> WHAT TO PRODUCE
Please output only the lines that run from the line containing "Give me a plain-text" through the end of the material below, exactly.

> EXTRACTED ENTRIES

--- START ---

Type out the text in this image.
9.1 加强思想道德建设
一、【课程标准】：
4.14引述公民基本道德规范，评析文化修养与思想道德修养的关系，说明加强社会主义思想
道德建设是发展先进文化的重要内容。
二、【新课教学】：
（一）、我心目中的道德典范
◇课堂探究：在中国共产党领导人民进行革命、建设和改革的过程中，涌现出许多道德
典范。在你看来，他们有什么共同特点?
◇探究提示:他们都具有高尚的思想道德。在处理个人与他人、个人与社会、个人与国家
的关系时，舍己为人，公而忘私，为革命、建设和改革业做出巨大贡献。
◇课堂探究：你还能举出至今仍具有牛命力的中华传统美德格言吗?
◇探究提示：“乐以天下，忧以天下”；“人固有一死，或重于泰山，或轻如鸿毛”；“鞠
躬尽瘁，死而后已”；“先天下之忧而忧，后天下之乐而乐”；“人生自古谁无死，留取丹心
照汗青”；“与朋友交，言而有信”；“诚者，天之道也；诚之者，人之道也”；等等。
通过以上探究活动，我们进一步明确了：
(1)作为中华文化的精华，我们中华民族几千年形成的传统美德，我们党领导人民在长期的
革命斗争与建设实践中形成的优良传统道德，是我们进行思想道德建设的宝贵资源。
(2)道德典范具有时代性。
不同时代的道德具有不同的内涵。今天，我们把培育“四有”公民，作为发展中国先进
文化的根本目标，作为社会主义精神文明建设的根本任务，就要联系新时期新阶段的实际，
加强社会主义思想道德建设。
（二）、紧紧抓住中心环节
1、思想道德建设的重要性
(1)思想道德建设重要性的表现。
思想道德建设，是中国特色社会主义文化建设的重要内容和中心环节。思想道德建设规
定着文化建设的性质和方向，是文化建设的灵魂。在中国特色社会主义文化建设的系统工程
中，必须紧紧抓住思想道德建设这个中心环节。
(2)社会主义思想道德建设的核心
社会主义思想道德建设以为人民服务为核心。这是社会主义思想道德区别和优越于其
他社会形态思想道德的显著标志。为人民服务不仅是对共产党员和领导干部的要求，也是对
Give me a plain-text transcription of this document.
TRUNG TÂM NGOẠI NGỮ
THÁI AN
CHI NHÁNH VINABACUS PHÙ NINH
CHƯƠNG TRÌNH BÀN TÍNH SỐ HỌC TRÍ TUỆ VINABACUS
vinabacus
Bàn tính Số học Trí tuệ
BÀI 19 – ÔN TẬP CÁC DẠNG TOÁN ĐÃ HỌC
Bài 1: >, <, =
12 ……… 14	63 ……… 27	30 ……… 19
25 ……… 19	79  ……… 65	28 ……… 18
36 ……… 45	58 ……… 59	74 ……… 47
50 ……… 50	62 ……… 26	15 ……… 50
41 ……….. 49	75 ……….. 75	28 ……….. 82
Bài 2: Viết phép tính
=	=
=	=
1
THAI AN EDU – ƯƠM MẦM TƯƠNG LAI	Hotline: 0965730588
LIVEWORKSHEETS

--- END ---

> REPLY
Give me a plain-text transcription of this document.
TRUNG TÂM NGOẠI NGỮ
THÁI AN
CHI NHÁNH VINABACUS PHÙ NINH
CHƯƠNG TRÌNH BÀN TÍNH SỐ HỌC TRÍ TUỆ VINABACUS
vinabacus
Bàn tính Số học Trí tuệ
BÀI 19 – ÔN TẬP CÁC DẠNG TOÁN ĐÃ HỌC
Bài 1: >, <, =
12 ……… 14	63 ……… 27	30 ……… 19
25 ……… 19	79  ……… 65	28 ……… 18
36 ……… 45	58 ……… 59	74 ……… 47
50 ……… 50	62 ……… 26	15 ……… 50
41 ……….. 49	75 ……….. 75	28 ……….. 82
Bài 2: Viết phép tính
=	=
=	=
1
THAI AN EDU – ƯƠM MẦM TƯƠNG LAI	Hotline: 0965730588
LIVEWORKSHEETS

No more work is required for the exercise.